» EXTRACTED DATA
——————

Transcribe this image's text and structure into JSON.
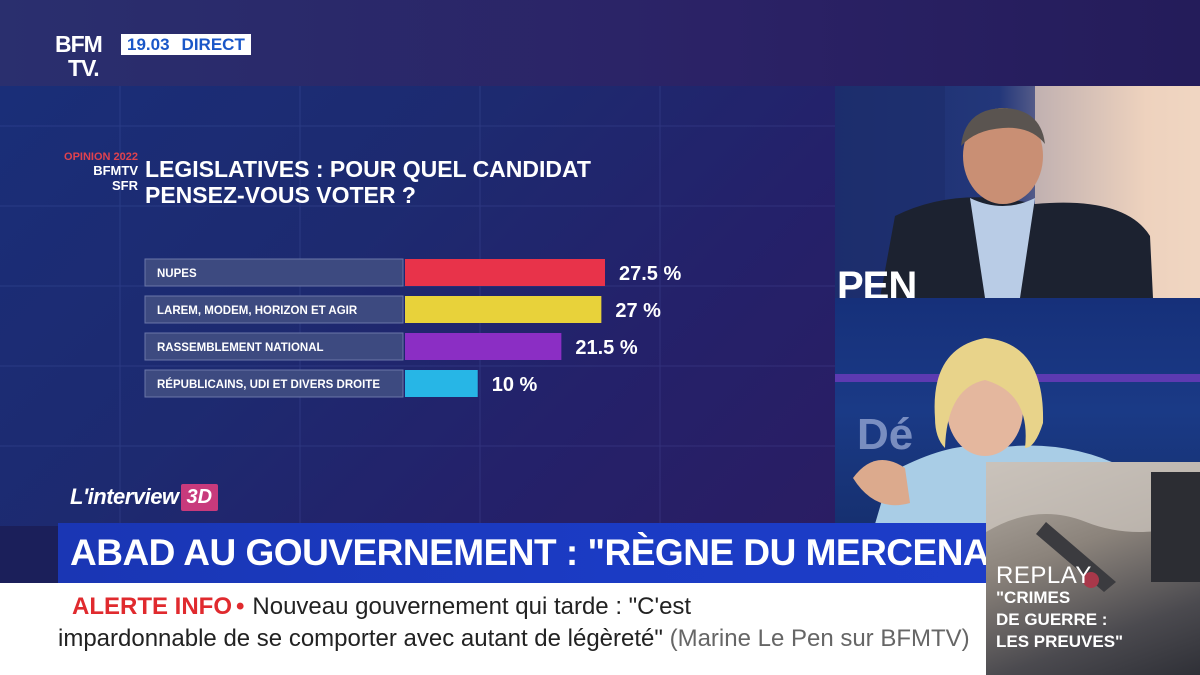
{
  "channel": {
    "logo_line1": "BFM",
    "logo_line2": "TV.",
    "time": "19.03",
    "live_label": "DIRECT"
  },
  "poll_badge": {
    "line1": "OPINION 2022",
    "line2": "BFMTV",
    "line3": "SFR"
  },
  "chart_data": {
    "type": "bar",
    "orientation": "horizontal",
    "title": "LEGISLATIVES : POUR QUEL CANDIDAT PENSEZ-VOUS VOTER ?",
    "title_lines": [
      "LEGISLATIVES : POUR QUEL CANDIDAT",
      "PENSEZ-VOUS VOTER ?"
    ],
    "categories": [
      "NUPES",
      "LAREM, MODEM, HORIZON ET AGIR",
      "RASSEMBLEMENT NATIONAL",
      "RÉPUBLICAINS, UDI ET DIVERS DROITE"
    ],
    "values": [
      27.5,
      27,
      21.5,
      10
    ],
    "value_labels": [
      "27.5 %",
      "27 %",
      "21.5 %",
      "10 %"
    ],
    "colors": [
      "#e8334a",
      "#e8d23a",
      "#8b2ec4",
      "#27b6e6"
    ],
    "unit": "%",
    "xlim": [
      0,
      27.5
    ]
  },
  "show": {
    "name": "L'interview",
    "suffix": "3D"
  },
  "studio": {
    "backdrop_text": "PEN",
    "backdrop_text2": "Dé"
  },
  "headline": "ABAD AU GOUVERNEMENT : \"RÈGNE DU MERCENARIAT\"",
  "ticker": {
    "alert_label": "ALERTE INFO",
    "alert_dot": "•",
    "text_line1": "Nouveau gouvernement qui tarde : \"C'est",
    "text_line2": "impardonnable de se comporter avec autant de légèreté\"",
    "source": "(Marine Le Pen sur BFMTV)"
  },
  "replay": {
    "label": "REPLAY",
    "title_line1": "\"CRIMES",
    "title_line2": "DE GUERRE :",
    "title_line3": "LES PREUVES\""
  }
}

——————

» PROBLEM STATEMENT
Write out every line above exactly as it is, leaving out the pictures.

» EXERCISE OUTPUT
Transcribe this image's text and structure into JSON.
{
  "channel": {
    "logo_line1": "BFM",
    "logo_line2": "TV.",
    "time": "19.03",
    "live_label": "DIRECT"
  },
  "poll_badge": {
    "line1": "OPINION 2022",
    "line2": "BFMTV",
    "line3": "SFR"
  },
  "chart_data": {
    "type": "bar",
    "orientation": "horizontal",
    "title": "LEGISLATIVES : POUR QUEL CANDIDAT PENSEZ-VOUS VOTER ?",
    "title_lines": [
      "LEGISLATIVES : POUR QUEL CANDIDAT",
      "PENSEZ-VOUS VOTER ?"
    ],
    "categories": [
      "NUPES",
      "LAREM, MODEM, HORIZON ET AGIR",
      "RASSEMBLEMENT NATIONAL",
      "RÉPUBLICAINS, UDI ET DIVERS DROITE"
    ],
    "values": [
      27.5,
      27,
      21.5,
      10
    ],
    "value_labels": [
      "27.5 %",
      "27 %",
      "21.5 %",
      "10 %"
    ],
    "colors": [
      "#e8334a",
      "#e8d23a",
      "#8b2ec4",
      "#27b6e6"
    ],
    "unit": "%",
    "xlim": [
      0,
      27.5
    ]
  },
  "show": {
    "name": "L'interview",
    "suffix": "3D"
  },
  "studio": {
    "backdrop_text": "PEN",
    "backdrop_text2": "Dé"
  },
  "headline": "ABAD AU GOUVERNEMENT : \"RÈGNE DU MERCENARIAT\"",
  "ticker": {
    "alert_label": "ALERTE INFO",
    "alert_dot": "•",
    "text_line1": "Nouveau gouvernement qui tarde : \"C'est",
    "text_line2": "impardonnable de se comporter avec autant de légèreté\"",
    "source": "(Marine Le Pen sur BFMTV)"
  },
  "replay": {
    "label": "REPLAY",
    "title_line1": "\"CRIMES",
    "title_line2": "DE GUERRE :",
    "title_line3": "LES PREUVES\""
  }
}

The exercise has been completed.